To do
Wherever a line holds the string "Christmas", copy that line.

Data for this task

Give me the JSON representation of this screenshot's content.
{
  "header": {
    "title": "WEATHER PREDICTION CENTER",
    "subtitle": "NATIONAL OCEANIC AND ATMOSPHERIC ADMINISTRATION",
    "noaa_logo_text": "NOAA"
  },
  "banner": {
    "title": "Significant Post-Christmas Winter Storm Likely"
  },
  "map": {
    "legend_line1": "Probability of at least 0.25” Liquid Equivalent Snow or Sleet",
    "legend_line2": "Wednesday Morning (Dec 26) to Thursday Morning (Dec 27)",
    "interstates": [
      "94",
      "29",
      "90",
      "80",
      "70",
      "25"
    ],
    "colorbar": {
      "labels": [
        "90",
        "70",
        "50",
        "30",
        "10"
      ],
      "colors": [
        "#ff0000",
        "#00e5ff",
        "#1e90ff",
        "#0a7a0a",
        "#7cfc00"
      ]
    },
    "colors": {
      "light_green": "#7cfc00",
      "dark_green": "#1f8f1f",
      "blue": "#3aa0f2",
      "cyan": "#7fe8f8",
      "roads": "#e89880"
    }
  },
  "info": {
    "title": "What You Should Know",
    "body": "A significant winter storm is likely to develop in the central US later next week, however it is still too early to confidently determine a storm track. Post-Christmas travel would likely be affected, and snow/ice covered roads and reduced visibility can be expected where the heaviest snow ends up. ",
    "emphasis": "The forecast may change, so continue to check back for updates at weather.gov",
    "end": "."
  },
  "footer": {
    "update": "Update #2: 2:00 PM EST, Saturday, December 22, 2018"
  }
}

The answer
    "title": "Significant Post-Christmas Winter Storm Likely"
    "body": "A significant winter storm is likely to develop in the central US later next week, however it is still too early to confidently determine a storm track. Post-Christmas travel would likely be affected, and snow/ice covered roads and reduced visibility can be expected where the heaviest snow ends up. ",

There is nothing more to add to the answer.